*TASK OBJECTIVE:* The line containing "Enumerate this screenshot's" marks the start; extract exactly from it through the last line of the entries, and omit any pictures.

*DATASET ENTRIES:*
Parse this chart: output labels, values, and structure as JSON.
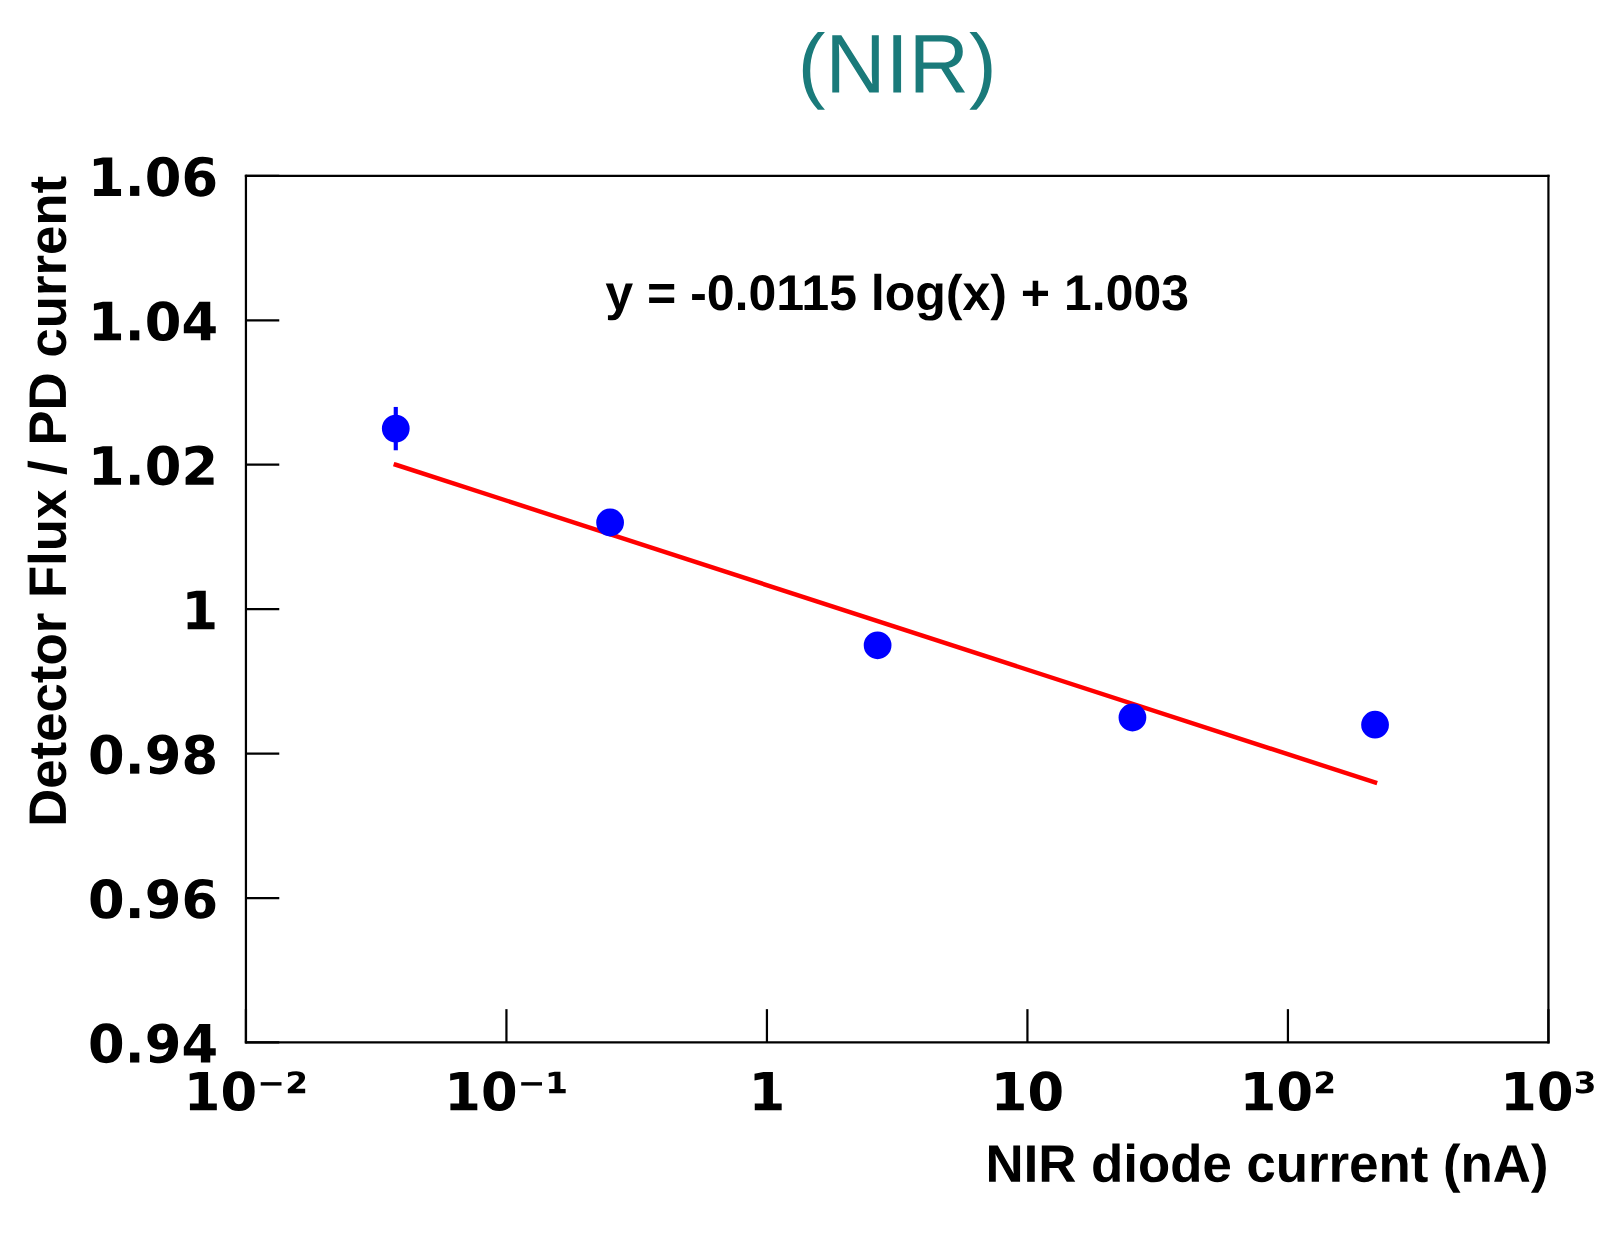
{
  "chart_data": {
    "type": "scatter",
    "title": "(NIR)",
    "xlabel": "NIR diode current (nA)",
    "ylabel": "Detector Flux / PD current",
    "annotations": [
      "y = -0.0115 log(x) + 1.003"
    ],
    "log": "x",
    "grid": false,
    "marker": "circle",
    "xlim": [
      0.01,
      1000
    ],
    "xticks": [
      {
        "value": 0.01,
        "label": "10⁻²"
      },
      {
        "value": 0.1,
        "label": "10⁻¹"
      },
      1,
      10,
      {
        "value": 100,
        "label": "10²"
      },
      {
        "value": 1000,
        "label": "10³"
      }
    ],
    "ylim": [
      0.94,
      1.06
    ],
    "yticks": [
      0.94,
      0.96,
      0.98,
      1,
      1.02,
      1.04,
      1.06
    ],
    "series": [
      {
        "color": "#0000ff",
        "x": [
          0.0376,
          0.25,
          2.66,
          25.3,
          216
        ],
        "values": [
          1.025,
          1.012,
          0.995,
          0.985,
          0.984
        ],
        "errors": [
          0.003,
          null,
          null,
          null,
          null
        ]
      },
      {
        "type": "line",
        "color": "#ff0000",
        "x": [
          0.0376,
          216
        ],
        "values": [
          1.02,
          0.976
        ],
        "line_style": "solid",
        "marker": "none"
      }
    ]
  }
}
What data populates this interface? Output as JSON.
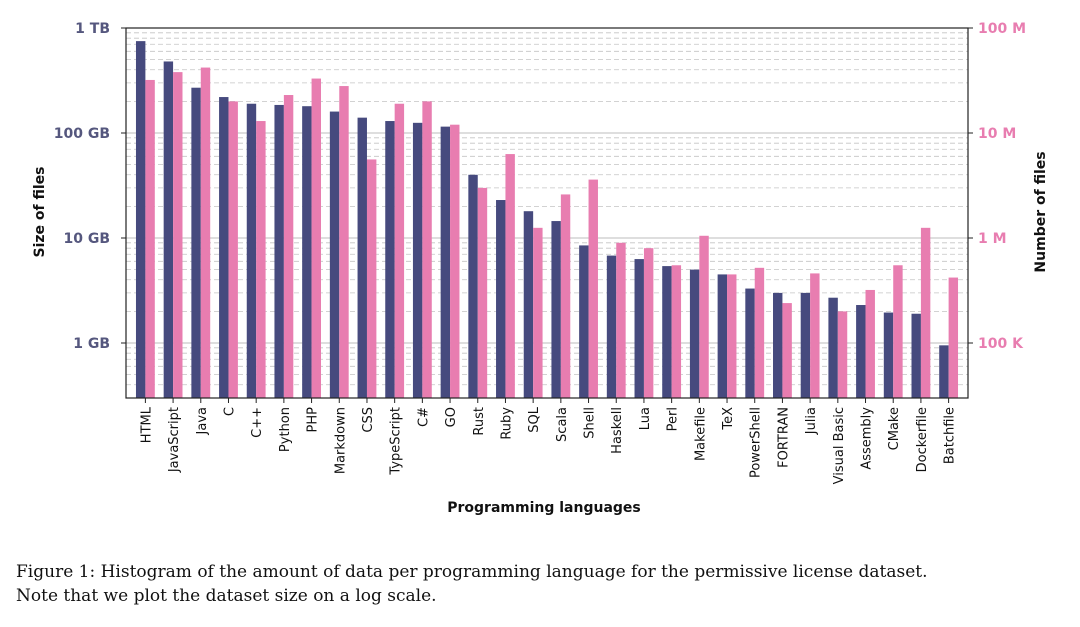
{
  "chart_data": {
    "type": "bar",
    "xlabel": "Programming languages",
    "ylabel_left": "Size of files",
    "ylabel_right": "Number of files",
    "scale": "log",
    "grid": true,
    "left_axis": {
      "unit": "GB",
      "range": [
        0.3,
        1200
      ],
      "ticks": [
        {
          "value": 1,
          "label": "1 GB"
        },
        {
          "value": 10,
          "label": "10 GB"
        },
        {
          "value": 100,
          "label": "100 GB"
        },
        {
          "value": 1000,
          "label": "1 TB"
        }
      ]
    },
    "right_axis": {
      "unit": "files",
      "range": [
        30000,
        120000000
      ],
      "ticks": [
        {
          "value": 100000,
          "label": "100 K"
        },
        {
          "value": 1000000,
          "label": "1 M"
        },
        {
          "value": 10000000,
          "label": "10 M"
        },
        {
          "value": 100000000,
          "label": "100 M"
        }
      ]
    },
    "categories": [
      "HTML",
      "JavaScript",
      "Java",
      "C",
      "C++",
      "Python",
      "PHP",
      "Markdown",
      "CSS",
      "TypeScript",
      "C#",
      "GO",
      "Rust",
      "Ruby",
      "SQL",
      "Scala",
      "Shell",
      "Haskell",
      "Lua",
      "Perl",
      "Makefile",
      "TeX",
      "PowerShell",
      "FORTRAN",
      "Julia",
      "Visual Basic",
      "Assembly",
      "CMake",
      "Dockerfile",
      "Batchfile"
    ],
    "series": [
      {
        "name": "Size of files",
        "axis": "left",
        "color": "#464a7e",
        "values": [
          750,
          480,
          270,
          220,
          190,
          185,
          180,
          160,
          140,
          130,
          125,
          115,
          40,
          23,
          18,
          14.5,
          8.5,
          6.8,
          6.3,
          5.4,
          5.0,
          4.5,
          3.3,
          3.0,
          3.0,
          2.7,
          2.3,
          1.95,
          1.9,
          0.95
        ]
      },
      {
        "name": "Number of files",
        "axis": "right",
        "color": "#e87db0",
        "values": [
          32000000,
          38000000,
          42000000,
          20000000,
          13000000,
          23000000,
          33000000,
          28000000,
          5600000,
          19000000,
          20000000,
          12000000,
          3000000,
          6300000,
          1250000,
          2600000,
          3600000,
          900000,
          800000,
          550000,
          1050000,
          450000,
          520000,
          240000,
          460000,
          200000,
          320000,
          550000,
          1250000,
          420000
        ]
      }
    ]
  },
  "caption": {
    "line1": "Figure 1: Histogram of the amount of data per programming language for the permissive license dataset.",
    "line2": "Note that we plot the dataset size on a log scale."
  }
}
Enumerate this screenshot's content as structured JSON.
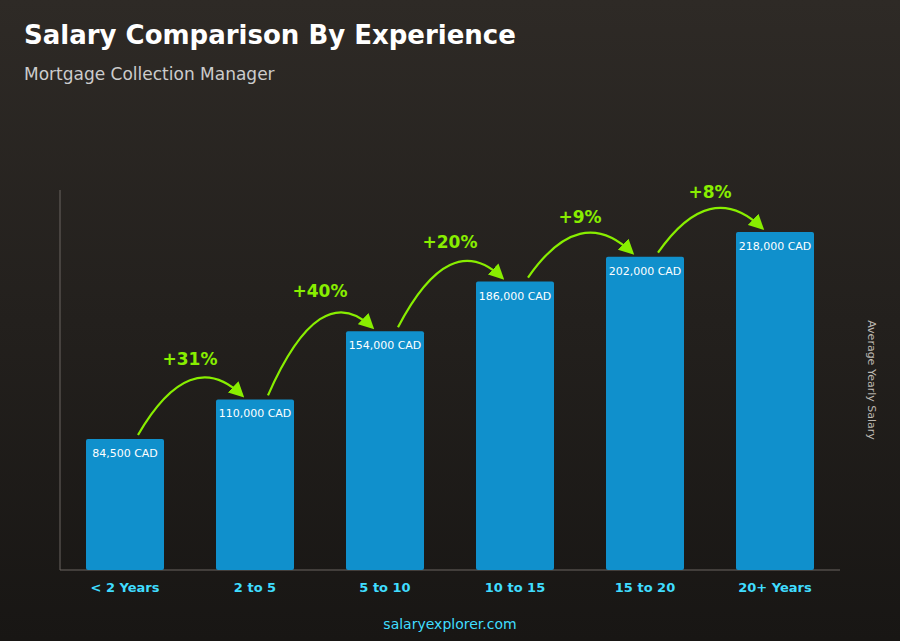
{
  "chart_data": {
    "type": "bar",
    "title": "Salary Comparison By Experience",
    "subtitle": "Mortgage Collection Manager",
    "ylabel": "Average Yearly Salary",
    "footer": "salaryexplorer.com",
    "categories": [
      "< 2 Years",
      "2 to 5",
      "5 to 10",
      "10 to 15",
      "15 to 20",
      "20+ Years"
    ],
    "values": [
      84500,
      110000,
      154000,
      186000,
      202000,
      218000
    ],
    "value_labels": [
      "84,500 CAD",
      "110,000 CAD",
      "154,000 CAD",
      "186,000 CAD",
      "202,000 CAD",
      "218,000 CAD"
    ],
    "data_labels": true,
    "annotations": [
      "+31%",
      "+40%",
      "+20%",
      "+9%",
      "+8%"
    ],
    "color": "#1090cc",
    "ylim": [
      0,
      245000
    ],
    "tick_labels": "x",
    "grid": false
  }
}
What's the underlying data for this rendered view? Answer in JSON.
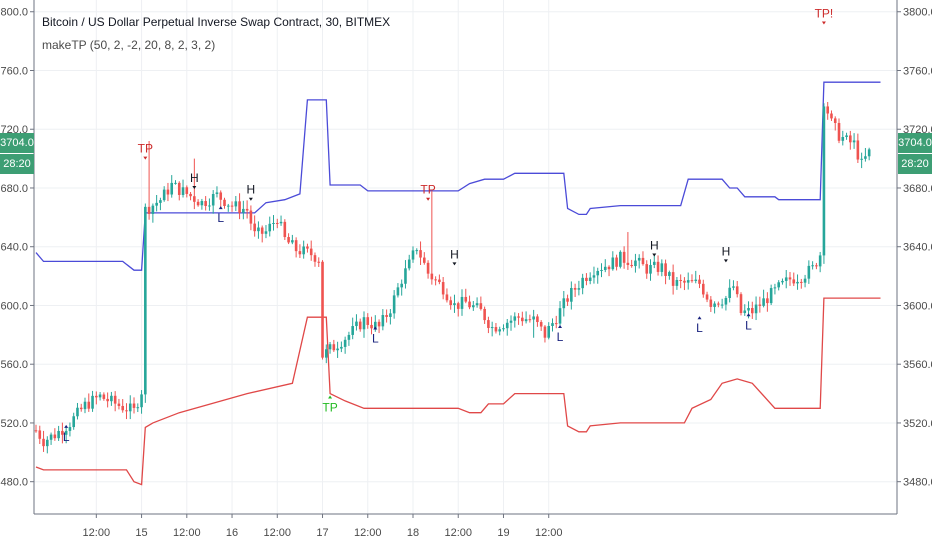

*FINISHED EXERCISE:*
Enumerate this screenshot's content as structured JSON.
{
  "chart_data": {
    "type": "bar",
    "title": "Salary Comparison By Experience",
    "subtitle": "Mortgage Collection Manager",
    "ylabel": "Average Yearly Salary",
    "footer": "salaryexplorer.com",
    "categories": [
      "< 2 Years",
      "2 to 5",
      "5 to 10",
      "10 to 15",
      "15 to 20",
      "20+ Years"
    ],
    "values": [
      84500,
      110000,
      154000,
      186000,
      202000,
      218000
    ],
    "value_labels": [
      "84,500 CAD",
      "110,000 CAD",
      "154,000 CAD",
      "186,000 CAD",
      "202,000 CAD",
      "218,000 CAD"
    ],
    "data_labels": true,
    "annotations": [
      "+31%",
      "+40%",
      "+20%",
      "+9%",
      "+8%"
    ],
    "color": "#1090cc",
    "ylim": [
      0,
      245000
    ],
    "tick_labels": "x",
    "grid": false
  }
}
What's the underlying data for this rendered view? Answer in JSON.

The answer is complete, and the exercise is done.